(Problem description): Return the records in full, exactly as given.

(Records to process):
━━━━━━━━

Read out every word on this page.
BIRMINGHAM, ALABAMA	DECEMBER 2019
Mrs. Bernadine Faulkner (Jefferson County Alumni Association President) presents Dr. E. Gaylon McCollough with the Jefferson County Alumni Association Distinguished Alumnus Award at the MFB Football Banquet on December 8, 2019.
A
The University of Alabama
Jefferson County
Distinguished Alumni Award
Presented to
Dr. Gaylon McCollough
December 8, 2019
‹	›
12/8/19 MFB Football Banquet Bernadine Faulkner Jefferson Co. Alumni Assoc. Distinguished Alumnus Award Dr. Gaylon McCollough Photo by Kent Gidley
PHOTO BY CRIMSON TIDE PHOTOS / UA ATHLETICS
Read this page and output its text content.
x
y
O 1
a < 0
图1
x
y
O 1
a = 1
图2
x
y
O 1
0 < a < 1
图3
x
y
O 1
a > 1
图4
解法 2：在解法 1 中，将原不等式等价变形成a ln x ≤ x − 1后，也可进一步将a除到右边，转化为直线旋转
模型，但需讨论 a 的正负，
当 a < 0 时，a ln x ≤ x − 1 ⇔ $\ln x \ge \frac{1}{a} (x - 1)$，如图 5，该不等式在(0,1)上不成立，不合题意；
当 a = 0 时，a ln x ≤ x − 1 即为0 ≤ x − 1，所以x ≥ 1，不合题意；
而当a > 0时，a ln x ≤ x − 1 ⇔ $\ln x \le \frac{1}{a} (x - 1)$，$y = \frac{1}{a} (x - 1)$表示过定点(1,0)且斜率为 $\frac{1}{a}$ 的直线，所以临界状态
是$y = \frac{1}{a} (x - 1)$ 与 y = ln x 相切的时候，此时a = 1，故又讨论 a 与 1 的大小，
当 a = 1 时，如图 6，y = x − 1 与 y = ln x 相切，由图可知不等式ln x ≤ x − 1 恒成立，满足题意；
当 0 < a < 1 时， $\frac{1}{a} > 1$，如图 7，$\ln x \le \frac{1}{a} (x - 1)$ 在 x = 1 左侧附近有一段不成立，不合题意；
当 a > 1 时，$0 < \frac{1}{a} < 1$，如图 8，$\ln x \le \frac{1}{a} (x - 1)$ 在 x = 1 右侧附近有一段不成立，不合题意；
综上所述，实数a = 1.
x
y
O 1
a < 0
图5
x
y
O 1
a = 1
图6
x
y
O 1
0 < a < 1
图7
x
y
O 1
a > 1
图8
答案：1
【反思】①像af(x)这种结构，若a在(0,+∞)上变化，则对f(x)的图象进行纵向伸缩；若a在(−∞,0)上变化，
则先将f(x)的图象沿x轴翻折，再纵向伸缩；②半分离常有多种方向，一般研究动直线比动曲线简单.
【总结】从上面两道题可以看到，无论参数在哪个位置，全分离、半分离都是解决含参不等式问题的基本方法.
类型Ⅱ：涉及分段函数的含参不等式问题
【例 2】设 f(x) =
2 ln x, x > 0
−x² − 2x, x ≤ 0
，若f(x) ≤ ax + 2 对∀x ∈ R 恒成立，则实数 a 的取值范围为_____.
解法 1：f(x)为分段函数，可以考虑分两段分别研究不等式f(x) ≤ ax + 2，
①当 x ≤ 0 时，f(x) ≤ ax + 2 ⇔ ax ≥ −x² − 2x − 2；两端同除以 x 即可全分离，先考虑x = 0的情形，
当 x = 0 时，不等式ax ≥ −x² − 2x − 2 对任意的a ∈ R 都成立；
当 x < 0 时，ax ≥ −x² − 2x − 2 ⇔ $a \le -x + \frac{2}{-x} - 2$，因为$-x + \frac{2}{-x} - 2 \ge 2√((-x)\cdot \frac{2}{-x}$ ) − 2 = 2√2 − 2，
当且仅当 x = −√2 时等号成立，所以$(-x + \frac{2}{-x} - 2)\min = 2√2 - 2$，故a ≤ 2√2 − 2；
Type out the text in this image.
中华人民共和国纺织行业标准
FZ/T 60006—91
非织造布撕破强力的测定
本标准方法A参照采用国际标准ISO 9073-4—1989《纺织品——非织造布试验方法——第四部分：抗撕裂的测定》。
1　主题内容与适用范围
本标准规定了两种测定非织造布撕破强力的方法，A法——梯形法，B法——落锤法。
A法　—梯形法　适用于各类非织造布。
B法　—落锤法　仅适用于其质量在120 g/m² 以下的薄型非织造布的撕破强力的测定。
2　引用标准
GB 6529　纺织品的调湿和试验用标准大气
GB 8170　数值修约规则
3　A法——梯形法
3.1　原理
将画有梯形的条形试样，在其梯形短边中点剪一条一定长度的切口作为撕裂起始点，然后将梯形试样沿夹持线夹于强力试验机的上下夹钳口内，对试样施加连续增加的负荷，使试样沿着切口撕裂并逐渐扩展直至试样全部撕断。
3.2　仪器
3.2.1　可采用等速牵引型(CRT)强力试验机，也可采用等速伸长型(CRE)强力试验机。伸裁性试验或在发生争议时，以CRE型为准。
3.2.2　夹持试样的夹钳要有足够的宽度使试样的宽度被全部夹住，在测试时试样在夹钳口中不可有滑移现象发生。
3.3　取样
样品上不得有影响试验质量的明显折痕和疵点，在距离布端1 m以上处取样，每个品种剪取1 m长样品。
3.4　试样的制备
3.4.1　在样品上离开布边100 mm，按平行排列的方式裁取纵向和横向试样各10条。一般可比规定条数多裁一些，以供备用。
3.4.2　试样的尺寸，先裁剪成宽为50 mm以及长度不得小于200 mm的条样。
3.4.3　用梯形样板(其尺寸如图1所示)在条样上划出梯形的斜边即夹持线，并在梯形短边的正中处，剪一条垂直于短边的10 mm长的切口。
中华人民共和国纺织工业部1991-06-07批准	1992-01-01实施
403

━━━━━━━━

(Written answer):
Read out every word on this page.
BIRMINGHAM, ALABAMA	DECEMBER 2019
Mrs. Bernadine Faulkner (Jefferson County Alumni Association President) presents Dr. E. Gaylon McCollough with the Jefferson County Alumni Association Distinguished Alumnus Award at the MFB Football Banquet on December 8, 2019.
A
The University of Alabama
Jefferson County
Distinguished Alumni Award
Presented to
Dr. Gaylon McCollough
December 8, 2019
‹	›
12/8/19 MFB Football Banquet Bernadine Faulkner Jefferson Co. Alumni Assoc. Distinguished Alumnus Award Dr. Gaylon McCollough Photo by Kent Gidley
PHOTO BY CRIMSON TIDE PHOTOS / UA ATHLETICS
Read this page and output its text content.
x
y
O 1
a < 0
图1
x
y
O 1
a = 1
图2
x
y
O 1
0 < a < 1
图3
x
y
O 1
a > 1
图4
解法 2：在解法 1 中，将原不等式等价变形成a ln x ≤ x − 1后，也可进一步将a除到右边，转化为直线旋转
模型，但需讨论 a 的正负，
当 a < 0 时，a ln x ≤ x − 1 ⇔ $\ln x \ge \frac{1}{a} (x - 1)$，如图 5，该不等式在(0,1)上不成立，不合题意；
当 a = 0 时，a ln x ≤ x − 1 即为0 ≤ x − 1，所以x ≥ 1，不合题意；
而当a > 0时，a ln x ≤ x − 1 ⇔ $\ln x \le \frac{1}{a} (x - 1)$，$y = \frac{1}{a} (x - 1)$表示过定点(1,0)且斜率为 $\frac{1}{a}$ 的直线，所以临界状态
是$y = \frac{1}{a} (x - 1)$ 与 y = ln x 相切的时候，此时a = 1，故又讨论 a 与 1 的大小，
当 a = 1 时，如图 6，y = x − 1 与 y = ln x 相切，由图可知不等式ln x ≤ x − 1 恒成立，满足题意；
当 0 < a < 1 时， $\frac{1}{a} > 1$，如图 7，$\ln x \le \frac{1}{a} (x - 1)$ 在 x = 1 左侧附近有一段不成立，不合题意；
当 a > 1 时，$0 < \frac{1}{a} < 1$，如图 8，$\ln x \le \frac{1}{a} (x - 1)$ 在 x = 1 右侧附近有一段不成立，不合题意；
综上所述，实数a = 1.
x
y
O 1
a < 0
图5
x
y
O 1
a = 1
图6
x
y
O 1
0 < a < 1
图7
x
y
O 1
a > 1
图8
答案：1
【反思】①像af(x)这种结构，若a在(0,+∞)上变化，则对f(x)的图象进行纵向伸缩；若a在(−∞,0)上变化，
则先将f(x)的图象沿x轴翻折，再纵向伸缩；②半分离常有多种方向，一般研究动直线比动曲线简单.
【总结】从上面两道题可以看到，无论参数在哪个位置，全分离、半分离都是解决含参不等式问题的基本方法.
类型Ⅱ：涉及分段函数的含参不等式问题
【例 2】设 f(x) =
2 ln x, x > 0
−x² − 2x, x ≤ 0
，若f(x) ≤ ax + 2 对∀x ∈ R 恒成立，则实数 a 的取值范围为_____.
解法 1：f(x)为分段函数，可以考虑分两段分别研究不等式f(x) ≤ ax + 2，
①当 x ≤ 0 时，f(x) ≤ ax + 2 ⇔ ax ≥ −x² − 2x − 2；两端同除以 x 即可全分离，先考虑x = 0的情形，
当 x = 0 时，不等式ax ≥ −x² − 2x − 2 对任意的a ∈ R 都成立；
当 x < 0 时，ax ≥ −x² − 2x − 2 ⇔ $a \le -x + \frac{2}{-x} - 2$，因为$-x + \frac{2}{-x} - 2 \ge 2√((-x)\cdot \frac{2}{-x}$ ) − 2 = 2√2 − 2，
当且仅当 x = −√2 时等号成立，所以$(-x + \frac{2}{-x} - 2)\min = 2√2 - 2$，故a ≤ 2√2 − 2；
Type out the text in this image.
中华人民共和国纺织行业标准
FZ/T 60006—91
非织造布撕破强力的测定
本标准方法A参照采用国际标准ISO 9073-4—1989《纺织品——非织造布试验方法——第四部分：抗撕裂的测定》。
1　主题内容与适用范围
本标准规定了两种测定非织造布撕破强力的方法，A法——梯形法，B法——落锤法。
A法　—梯形法　适用于各类非织造布。
B法　—落锤法　仅适用于其质量在120 g/m² 以下的薄型非织造布的撕破强力的测定。
2　引用标准
GB 6529　纺织品的调湿和试验用标准大气
GB 8170　数值修约规则
3　A法——梯形法
3.1　原理
将画有梯形的条形试样，在其梯形短边中点剪一条一定长度的切口作为撕裂起始点，然后将梯形试样沿夹持线夹于强力试验机的上下夹钳口内，对试样施加连续增加的负荷，使试样沿着切口撕裂并逐渐扩展直至试样全部撕断。
3.2　仪器
3.2.1　可采用等速牵引型(CRT)强力试验机，也可采用等速伸长型(CRE)强力试验机。伸裁性试验或在发生争议时，以CRE型为准。
3.2.2　夹持试样的夹钳要有足够的宽度使试样的宽度被全部夹住，在测试时试样在夹钳口中不可有滑移现象发生。
3.3　取样
样品上不得有影响试验质量的明显折痕和疵点，在距离布端1 m以上处取样，每个品种剪取1 m长样品。
3.4　试样的制备
3.4.1　在样品上离开布边100 mm，按平行排列的方式裁取纵向和横向试样各10条。一般可比规定条数多裁一些，以供备用。
3.4.2　试样的尺寸，先裁剪成宽为50 mm以及长度不得小于200 mm的条样。
3.4.3　用梯形样板(其尺寸如图1所示)在条样上划出梯形的斜边即夹持线，并在梯形短边的正中处，剪一条垂直于短边的10 mm长的切口。
中华人民共和国纺织工业部1991-06-07批准	1992-01-01实施
403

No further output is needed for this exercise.